Tasks to carry out:
**a.** Decide whether each statement agrees with the email thread below about the xe_exec_threads patch: (i) Harrison's Saturday message was addressed to Brost; (ii) De Marchi's message was sent on Tuesday, April 2; (iii) RCS and CCS share a reset domain. For each, answer yes or no and quote the words of the thread that settle it.
**b.** Extend the email thread below about the xe_exec_threads hang-test patch, picking up after its final line.

Text shown:
☆ ☆ ☆
[PATCH V2 i-g-t] tests/xe_exec_threads: Make hang tests reset domain aware

Wed Apr 10 19:22:14 UTC 2024

On 4/8/2024 05:00, Upadhyay, Tejas wrote:
>> -----Original Message-----
>> From: Upadhyay, Tejas
>> Sent: Monday, April 8, 2024 10:54 AM
>> To: Harrison, John C <john.c.harrison at intel.com>; Brost, Matthew
>> <matthew.brost at intel.com>
>> Cc: De Marchi, Lucas <lucas.demarchi at intel.com>; Roper, Matthew D
>> <matthew.d.roper at intel.com>; igt-dev at lists.freedesktop.org; intel-
>> xe at lists.freedesktop.org
>> Subject: RE: [PATCH V2 i-g-t] tests/xe_exec_threads: Make hang tests reset
>> domain aware
>>
>>
>>
>>> -----Original Message-----
>>> From: Harrison, John C <john.c.harrison at intel.com>
>>> Sent: Saturday, April 6, 2024 5:13 AM
>>> To: Brost, Matthew <matthew.brost at intel.com>
>>> Cc: Upadhyay, Tejas <tejas.upadhyay at intel.com>; De Marchi, Lucas
>>> <lucas.demarchi at intel.com>; Roper, Matthew D
>>> <matthew.d.roper at intel.com>; igt-dev at lists.freedesktop.org; intel-
>>> xe at lists.freedesktop.org
>>> Subject: Re: [PATCH V2 i-g-t] tests/xe_exec_threads: Make hang tests
>>> reset domain aware
>>>
>>> On 4/5/2024 16:33, Matthew Brost wrote:
>>>> On Fri, Apr 05, 2024 at 11:15:14AM -0700, John Harrison wrote:
>>>>> On 4/4/2024 21:47, Upadhyay, Tejas wrote:
>>>>>>> -----Original Message-----
>>>>>>> From: Harrison, John C<john.c.harrison at intel.com>
>>>>>>> Sent: Friday, April 5, 2024 4:53 AM
>>>>>>> To: Upadhyay, Tejas<tejas.upadhyay at intel.com>; De Marchi, Lucas
>>>>>>> <lucas.demarchi at intel.com>; Roper, Matthew D
>>>>>>> <matthew.d.roper at intel.com>
>>>>>>> Cc:igt-dev at lists.freedesktop.org;intel-xe at lists.freedesktop.org;
>>>>>>> Brost, Matthew<matthew.brost at intel.com>
>>>>>>> Subject: Re: [PATCH V2 i-g-t] tests/xe_exec_threads: Make hang
>>>>>>> tests reset domain aware
>>>>>>>
>>>>>>> On 4/2/2024 22:35, Upadhyay, Tejas wrote:
>>>>>>>>> -----Original Message-----
>>>>>>>>> From: De Marchi, Lucas<lucas.demarchi at intel.com>
>>>>>>>>> Sent: Wednesday, April 3, 2024 2:26 AM
>>>>>>>>> To: Roper, Matthew D<matthew.d.roper at intel.com>
>>>>>>>>> Cc: Upadhyay, Tejas<tejas.upadhyay at intel.com>; igt-
>>>>>>>>> dev at lists.freedesktop.org;intel-xe at lists.freedesktop.org;
>>>>>>>>> Brost, Matthew<matthew.brost at intel.com>
>>>>>>>>> Subject: Re: [PATCH V2 i-g-t] tests/xe_exec_threads: Make hang
>>>>>>>>> tests reset domain aware
>>>>>>>>>
>>>>>>>>> On Tue, Apr 02, 2024 at 12:40:17PM -0700, Matt Roper wrote:
>>>>>>>>>> On Tue, Apr 02, 2024 at 05:52:23PM +0530, Tejas Upadhyay wrote:
>>>>>>>>>>> RCS/CCS are dependent engines as they are sharing reset domain.
☆ ☆ ☆
Entries shown:
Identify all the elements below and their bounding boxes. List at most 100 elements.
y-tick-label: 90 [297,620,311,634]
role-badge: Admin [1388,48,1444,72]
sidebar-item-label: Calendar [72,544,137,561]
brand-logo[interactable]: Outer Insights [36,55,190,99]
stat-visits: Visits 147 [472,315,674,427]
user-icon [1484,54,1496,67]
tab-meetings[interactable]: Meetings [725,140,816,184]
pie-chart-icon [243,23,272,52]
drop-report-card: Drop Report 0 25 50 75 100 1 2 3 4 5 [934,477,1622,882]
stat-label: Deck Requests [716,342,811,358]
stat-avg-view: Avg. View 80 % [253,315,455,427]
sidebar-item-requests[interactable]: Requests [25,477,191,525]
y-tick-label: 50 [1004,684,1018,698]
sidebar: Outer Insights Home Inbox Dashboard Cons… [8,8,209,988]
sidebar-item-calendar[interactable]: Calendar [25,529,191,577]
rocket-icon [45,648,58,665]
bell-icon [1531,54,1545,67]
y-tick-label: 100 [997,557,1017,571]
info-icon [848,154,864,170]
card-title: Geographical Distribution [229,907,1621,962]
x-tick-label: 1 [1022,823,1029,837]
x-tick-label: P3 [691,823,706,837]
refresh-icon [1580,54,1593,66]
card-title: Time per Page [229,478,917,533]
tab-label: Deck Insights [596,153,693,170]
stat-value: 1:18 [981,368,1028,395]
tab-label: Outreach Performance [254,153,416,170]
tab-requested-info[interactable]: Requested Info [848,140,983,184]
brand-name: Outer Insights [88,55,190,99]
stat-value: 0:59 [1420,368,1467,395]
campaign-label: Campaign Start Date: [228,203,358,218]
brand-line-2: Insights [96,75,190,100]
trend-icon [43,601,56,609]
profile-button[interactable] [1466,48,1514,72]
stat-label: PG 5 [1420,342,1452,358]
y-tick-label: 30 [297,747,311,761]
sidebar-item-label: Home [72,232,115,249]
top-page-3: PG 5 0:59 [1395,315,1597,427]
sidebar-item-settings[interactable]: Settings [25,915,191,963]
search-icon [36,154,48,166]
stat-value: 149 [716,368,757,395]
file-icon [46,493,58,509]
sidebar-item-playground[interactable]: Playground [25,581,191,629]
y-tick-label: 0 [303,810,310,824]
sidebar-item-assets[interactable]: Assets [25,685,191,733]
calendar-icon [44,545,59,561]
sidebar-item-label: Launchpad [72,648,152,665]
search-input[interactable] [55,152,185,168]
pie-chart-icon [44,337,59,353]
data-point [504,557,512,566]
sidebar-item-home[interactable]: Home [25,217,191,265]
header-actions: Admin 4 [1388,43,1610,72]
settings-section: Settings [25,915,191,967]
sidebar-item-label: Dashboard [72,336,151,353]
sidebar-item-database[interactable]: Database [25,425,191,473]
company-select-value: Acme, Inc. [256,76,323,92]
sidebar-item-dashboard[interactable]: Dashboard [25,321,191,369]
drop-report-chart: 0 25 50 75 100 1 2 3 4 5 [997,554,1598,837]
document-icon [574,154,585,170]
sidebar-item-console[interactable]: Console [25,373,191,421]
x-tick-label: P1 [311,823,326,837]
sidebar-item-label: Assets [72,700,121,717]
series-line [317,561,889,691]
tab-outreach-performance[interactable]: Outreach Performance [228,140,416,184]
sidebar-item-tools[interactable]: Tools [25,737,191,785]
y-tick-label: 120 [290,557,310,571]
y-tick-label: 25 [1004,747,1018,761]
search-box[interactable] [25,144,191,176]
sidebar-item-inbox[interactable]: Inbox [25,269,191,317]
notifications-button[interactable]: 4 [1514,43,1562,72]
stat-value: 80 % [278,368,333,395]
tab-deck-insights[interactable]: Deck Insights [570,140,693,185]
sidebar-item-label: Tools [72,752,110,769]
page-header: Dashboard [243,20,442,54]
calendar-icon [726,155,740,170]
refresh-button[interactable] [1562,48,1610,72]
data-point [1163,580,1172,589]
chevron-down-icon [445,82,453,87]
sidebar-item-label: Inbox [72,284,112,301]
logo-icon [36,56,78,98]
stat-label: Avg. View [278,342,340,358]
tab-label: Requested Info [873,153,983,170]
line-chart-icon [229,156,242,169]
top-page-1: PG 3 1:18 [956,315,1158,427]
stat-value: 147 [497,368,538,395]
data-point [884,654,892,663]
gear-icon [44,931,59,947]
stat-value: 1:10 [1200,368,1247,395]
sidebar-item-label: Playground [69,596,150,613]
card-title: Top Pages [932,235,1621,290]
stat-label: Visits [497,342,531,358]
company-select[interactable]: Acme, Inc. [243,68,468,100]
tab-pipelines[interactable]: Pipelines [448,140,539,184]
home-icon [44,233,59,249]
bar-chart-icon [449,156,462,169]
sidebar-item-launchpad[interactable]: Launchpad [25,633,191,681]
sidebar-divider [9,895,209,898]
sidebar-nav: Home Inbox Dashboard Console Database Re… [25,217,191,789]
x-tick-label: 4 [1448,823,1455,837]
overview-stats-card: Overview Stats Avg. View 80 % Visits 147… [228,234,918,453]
☆ ☆ ☆
Responses per task:
**a.**
(i) Yes: "To: Brost, Matthew <matthew.brost at intel.com>"
(ii) No: "Sent: Wednesday, April 3, 2024 2:26 AM"
(iii) Yes: "RCS/CCS are dependent engines as they are sharing reset domain."

**b.**
>>>>>>>>>>> Whenever there is reset from CCS, all the exec queues running
>>>>>>>>>>> on RCS are victimised mainly on Lunarlake.
>>>>>>>>>>>
>>>>>>>>>>> Lets skip parallel execution on CCS with RCS.
>>>>>>>>>> I haven't really looked at this specific test in detail, but
>>>>>>>>>> based on your explanation here, you're also going to run into
>>>>>>>>>> problems with multiple CCS engines since they all share the
>>>>>>>>>> same reset.  You won't see that on platforms like LNL that
>>>>>>>>>> only have a single CCS, but platforms
>>>>>>>>> but it is seen on LNL because of having both RCS and CCS.
>>>>>>>>>
>>>>>>>>>> like PVC, ATS-M, DG2, etc. can all have multiple CCS where a
>>>>>>>>>> reset on one kills anything running on the others.
>>>>>>>>>>
>>>>>>>>>>
>>>>>>>>>> Matt
>>>>>>>>>>
>>>>>>>>>>> It helps in fixing following errors:
>>>>>>>>>>> 1. Test assertion failure function test_legacy_mode, file,
>>>>>>>>>>> Failed
>>>>>>>>>>> assertion: data[i].data == 0xc0ffee
>>>>>>>>>>>
>>>>>>>>>>> 2.Test assertion failure function xe_exec, file
>>>>>>>>>>> ../lib/xe/xe_ioctl.c, Failed assertion: __xe_exec(fd, exec)
>>>>>>>>>>> == 0,
>>>>>>>>>>> error: -125 != 0
>>>>>>>>>>>
>>>>>>>>>>> Signed-off-by: Tejas Upadhyay<tejas.upadhyay at intel.com>
>>>>>>>>>>> ---
>>>>>>>>>>>      tests/intel/xe_exec_threads.c | 26
>> +++++++++++++++++++++++++-
>>>>>>>>>>>      1 file changed, 25 insertions(+), 1 deletion(-)
>>>>>>>>>>>
>>>>>>>>>>> diff --git a/tests/intel/xe_exec_threads.c
>>>>>>>>>>> b/tests/intel/xe_exec_threads.c index 8083980f9..31af61dc9
>>>>>>>>>>> 100644
>>>>>>>>>>> --- a/tests/intel/xe_exec_threads.c
>>>>>>>>>>> +++ b/tests/intel/xe_exec_threads.c
>>>>>>>>>>> @@ -710,6 +710,17 @@ static void *thread(void *data)
>>>>>>>>>>>      	return NULL;
>>>>>>>>>>>      }
>>>>>>>>>>>
>>>>>>>>>>> +static bool is_engine_contexts_victimized(int fd, unsigned
>>>>>>>>>>> +int
>>>>>>>>>>> +flags) {
>>>>>>>>>>> +	if (!IS_LUNARLAKE(intel_get_drm_devid(fd)))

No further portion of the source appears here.